THE PROBLEM: Here are records with pictures in them. Copy all of them exactly and leave the pictures out.

Items listed in a dataset
** begin **

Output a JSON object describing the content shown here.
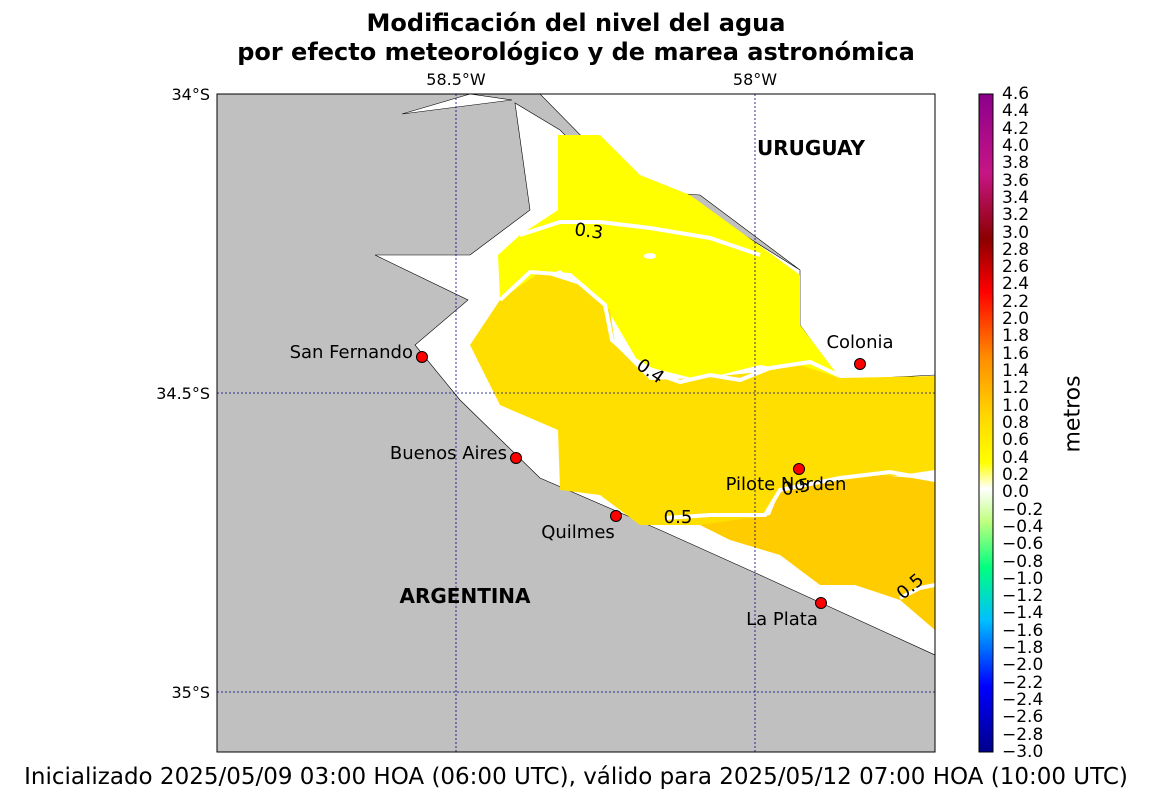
{
  "title": {
    "line1": "Modificación del nivel del agua",
    "line2": "por efecto meteorológico y de marea astronómica"
  },
  "footer": "Inicializado 2025/05/09 03:00 HOA (06:00 UTC), válido para 2025/05/12 07:00 HOA (10:00 UTC)",
  "map": {
    "lon_labels": [
      "58.5°W",
      "58°W"
    ],
    "lat_labels": [
      "34°S",
      "34.5°S",
      "35°S"
    ],
    "country_labels": [
      "URUGUAY",
      "ARGENTINA"
    ],
    "land_color": "#c0c0c0",
    "water_color": "#ffffff",
    "gridline_color": "#000080",
    "stations": [
      {
        "name": "San Fernando",
        "lon": -58.56,
        "lat": -34.44
      },
      {
        "name": "Buenos Aires",
        "lon": -58.4,
        "lat": -34.61
      },
      {
        "name": "Quilmes",
        "lon": -58.23,
        "lat": -34.71
      },
      {
        "name": "Pilote Norden",
        "lon": -57.92,
        "lat": -34.63
      },
      {
        "name": "Colonia",
        "lon": -57.83,
        "lat": -34.45
      },
      {
        "name": "La Plata",
        "lon": -57.89,
        "lat": -34.85
      }
    ],
    "station_marker_color": "#ff0000",
    "contours": [
      "0.3",
      "0.4",
      "0.5",
      "0.5",
      "0.5"
    ]
  },
  "colorbar": {
    "label": "metros",
    "ticks": [
      "4.6",
      "4.4",
      "4.2",
      "4.0",
      "3.8",
      "3.6",
      "3.4",
      "3.2",
      "3.0",
      "2.8",
      "2.6",
      "2.4",
      "2.2",
      "2.0",
      "1.8",
      "1.6",
      "1.4",
      "1.2",
      "1.0",
      "0.8",
      "0.6",
      "0.4",
      "0.2",
      "0.0",
      "−0.2",
      "−0.4",
      "−0.6",
      "−0.8",
      "−1.0",
      "−1.2",
      "−1.4",
      "−1.6",
      "−1.8",
      "−2.0",
      "−2.2",
      "−2.4",
      "−2.6",
      "−2.8",
      "−3.0"
    ],
    "stops": [
      "#8b008b",
      "#c71585",
      "#8b0000",
      "#ff0000",
      "#ff8c00",
      "#ffd700",
      "#ffff00",
      "#ffffff",
      "#7fff00",
      "#00ff7f",
      "#00bfff",
      "#0000ff",
      "#00008b"
    ]
  }
}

** end **

SOLUTION FOR THIS PROBLEM:
Output a JSON object describing the content shown here.
{
  "title": {
    "line1": "Modificación del nivel del agua",
    "line2": "por efecto meteorológico y de marea astronómica"
  },
  "footer": "Inicializado 2025/05/09 03:00 HOA (06:00 UTC), válido para 2025/05/12 07:00 HOA (10:00 UTC)",
  "map": {
    "lon_labels": [
      "58.5°W",
      "58°W"
    ],
    "lat_labels": [
      "34°S",
      "34.5°S",
      "35°S"
    ],
    "country_labels": [
      "URUGUAY",
      "ARGENTINA"
    ],
    "land_color": "#c0c0c0",
    "water_color": "#ffffff",
    "gridline_color": "#000080",
    "stations": [
      {
        "name": "San Fernando",
        "lon": -58.56,
        "lat": -34.44
      },
      {
        "name": "Buenos Aires",
        "lon": -58.4,
        "lat": -34.61
      },
      {
        "name": "Quilmes",
        "lon": -58.23,
        "lat": -34.71
      },
      {
        "name": "Pilote Norden",
        "lon": -57.92,
        "lat": -34.63
      },
      {
        "name": "Colonia",
        "lon": -57.83,
        "lat": -34.45
      },
      {
        "name": "La Plata",
        "lon": -57.89,
        "lat": -34.85
      }
    ],
    "station_marker_color": "#ff0000",
    "contours": [
      "0.3",
      "0.4",
      "0.5",
      "0.5",
      "0.5"
    ]
  },
  "colorbar": {
    "label": "metros",
    "ticks": [
      "4.6",
      "4.4",
      "4.2",
      "4.0",
      "3.8",
      "3.6",
      "3.4",
      "3.2",
      "3.0",
      "2.8",
      "2.6",
      "2.4",
      "2.2",
      "2.0",
      "1.8",
      "1.6",
      "1.4",
      "1.2",
      "1.0",
      "0.8",
      "0.6",
      "0.4",
      "0.2",
      "0.0",
      "−0.2",
      "−0.4",
      "−0.6",
      "−0.8",
      "−1.0",
      "−1.2",
      "−1.4",
      "−1.6",
      "−1.8",
      "−2.0",
      "−2.2",
      "−2.4",
      "−2.6",
      "−2.8",
      "−3.0"
    ],
    "stops": [
      "#8b008b",
      "#c71585",
      "#8b0000",
      "#ff0000",
      "#ff8c00",
      "#ffd700",
      "#ffff00",
      "#ffffff",
      "#7fff00",
      "#00ff7f",
      "#00bfff",
      "#0000ff",
      "#00008b"
    ]
  }
}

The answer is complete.